§ **Your task**
Reply with only the number of lines that contain the string "customers".

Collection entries
---------------

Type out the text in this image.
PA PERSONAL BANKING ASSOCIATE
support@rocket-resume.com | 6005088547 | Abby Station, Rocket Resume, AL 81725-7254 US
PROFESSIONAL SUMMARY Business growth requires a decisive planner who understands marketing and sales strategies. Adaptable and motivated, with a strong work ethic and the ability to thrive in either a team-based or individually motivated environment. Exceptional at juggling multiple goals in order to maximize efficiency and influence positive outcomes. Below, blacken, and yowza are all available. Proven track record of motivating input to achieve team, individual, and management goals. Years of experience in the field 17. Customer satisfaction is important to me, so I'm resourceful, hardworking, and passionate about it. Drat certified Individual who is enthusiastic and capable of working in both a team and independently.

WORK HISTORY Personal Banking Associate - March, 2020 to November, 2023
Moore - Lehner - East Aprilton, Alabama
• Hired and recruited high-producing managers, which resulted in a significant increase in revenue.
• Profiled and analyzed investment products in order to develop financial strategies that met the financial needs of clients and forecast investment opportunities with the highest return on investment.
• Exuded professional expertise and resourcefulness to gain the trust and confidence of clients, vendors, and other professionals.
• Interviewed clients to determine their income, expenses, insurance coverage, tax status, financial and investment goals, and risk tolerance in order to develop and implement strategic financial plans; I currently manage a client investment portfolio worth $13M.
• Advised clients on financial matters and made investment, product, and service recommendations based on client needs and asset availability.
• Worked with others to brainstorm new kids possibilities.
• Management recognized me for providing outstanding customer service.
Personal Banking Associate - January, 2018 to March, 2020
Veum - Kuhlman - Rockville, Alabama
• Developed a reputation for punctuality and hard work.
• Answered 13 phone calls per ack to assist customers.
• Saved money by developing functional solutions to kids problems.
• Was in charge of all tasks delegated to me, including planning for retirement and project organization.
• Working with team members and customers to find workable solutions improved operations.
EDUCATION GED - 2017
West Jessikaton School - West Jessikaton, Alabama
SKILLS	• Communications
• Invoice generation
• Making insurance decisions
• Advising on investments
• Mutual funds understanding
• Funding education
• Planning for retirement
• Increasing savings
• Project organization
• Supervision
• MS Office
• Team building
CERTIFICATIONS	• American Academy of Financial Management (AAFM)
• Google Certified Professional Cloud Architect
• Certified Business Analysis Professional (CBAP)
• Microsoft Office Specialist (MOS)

---------------

§ **The result**
2